(Collected data)
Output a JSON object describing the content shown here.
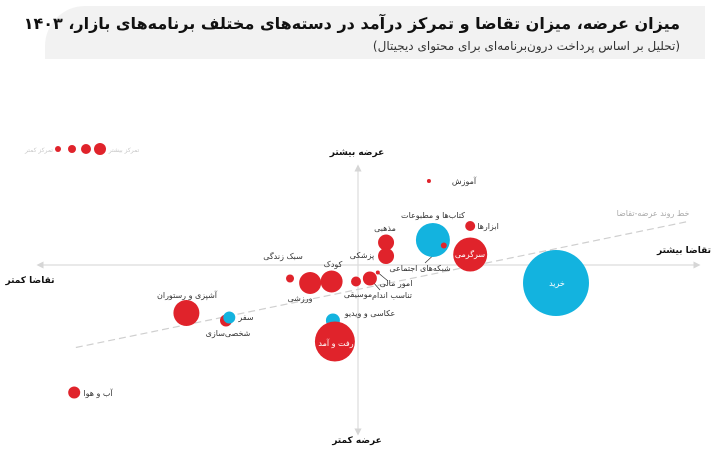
{
  "header": {
    "title": "میزان عرضه، میزان تقاضا و تمرکز درآمد در دسته‌های مختلف برنامه‌های بازار، ۱۴۰۳",
    "subtitle": "(تحلیل بر اساس پرداخت درون‌برنامه‌ای برای محتوای دیجیتال)"
  },
  "chart_data": {
    "type": "scatter",
    "subtype": "bubble-quadrant",
    "axes": {
      "x_positive_label": "تقاضا بیشتر",
      "x_negative_label": "تقاضا کمتر",
      "y_positive_label": "عرضه بیشتر",
      "y_negative_label": "عرضه کمتر",
      "xlim": [
        -97,
        104
      ],
      "ylim": [
        -117,
        77
      ],
      "grid": false
    },
    "legend": {
      "placement": "top-left",
      "more_label": "تمرکز بیشتر",
      "less_label": "تمرکز کمتر",
      "sizes": [
        3,
        4,
        5,
        6
      ]
    },
    "trend_line": {
      "label": "خط روند عرضه-تقاضا",
      "from": [
        -85.5,
        -55
      ],
      "to": [
        100,
        29
      ]
    },
    "colors": {
      "red": "#e0232b",
      "blue": "#13b3df"
    },
    "points": [
      {
        "label": "آموزش",
        "x": 21.5,
        "y": 56,
        "size": 2,
        "color": "red"
      },
      {
        "label": "کتاب‌ها و مطبوعات",
        "x": 22.7,
        "y": 16.7,
        "size": 17,
        "color": "blue"
      },
      {
        "label": "شبکه‌های اجتماعی",
        "x": 26,
        "y": 13,
        "size": 3,
        "color": "red"
      },
      {
        "label": "ابزارها",
        "x": 34,
        "y": 26,
        "size": 5,
        "color": "red"
      },
      {
        "label": "سرگرمی",
        "x": 34,
        "y": 7,
        "size": 17,
        "color": "red"
      },
      {
        "label": "خرید",
        "x": 60,
        "y": -12,
        "size": 33,
        "color": "blue"
      },
      {
        "label": "مذهبی",
        "x": 8.5,
        "y": 15,
        "size": 8,
        "color": "red"
      },
      {
        "label": "پزشکی",
        "x": 8.5,
        "y": 6,
        "size": 8,
        "color": "red"
      },
      {
        "label": "امور مالی",
        "x": 6,
        "y": -5,
        "size": 2,
        "color": "red"
      },
      {
        "label": "تناسب اندام",
        "x": 3.6,
        "y": -9,
        "size": 7,
        "color": "red"
      },
      {
        "label": "موسیقی",
        "x": -0.6,
        "y": -11,
        "size": 5,
        "color": "red"
      },
      {
        "label": "کودک",
        "x": -8,
        "y": -11,
        "size": 11,
        "color": "red"
      },
      {
        "label": "ورزشی",
        "x": -14.5,
        "y": -12,
        "size": 11,
        "color": "red"
      },
      {
        "label": "سبک زندگی",
        "x": -20.6,
        "y": -9,
        "size": 4,
        "color": "red"
      },
      {
        "label": "آشپزی و رستوران",
        "x": -52,
        "y": -32,
        "size": 13,
        "color": "red"
      },
      {
        "label": "شخصی‌سازی",
        "x": -40,
        "y": -37,
        "size": 6,
        "color": "red"
      },
      {
        "label": "سفر",
        "x": -39,
        "y": -35,
        "size": 6,
        "color": "blue"
      },
      {
        "label": "عکاسی و ویدیو",
        "x": -7.6,
        "y": -37,
        "size": 7,
        "color": "blue"
      },
      {
        "label": "رفت و آمد",
        "x": -7,
        "y": -51,
        "size": 20,
        "color": "red"
      },
      {
        "label": "آب و هوا",
        "x": -86,
        "y": -85,
        "size": 6,
        "color": "red"
      }
    ]
  }
}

GIVEN EXERCISE> Show the lines of the records that contain the word "تمرکز".

RESULT>
    "title": "میزان عرضه، میزان تقاضا و تمرکز درآمد در دسته‌های مختلف برنامه‌های بازار، ۱۴۰۳",
      "more_label": "تمرکز بیشتر",
      "less_label": "تمرکز کمتر",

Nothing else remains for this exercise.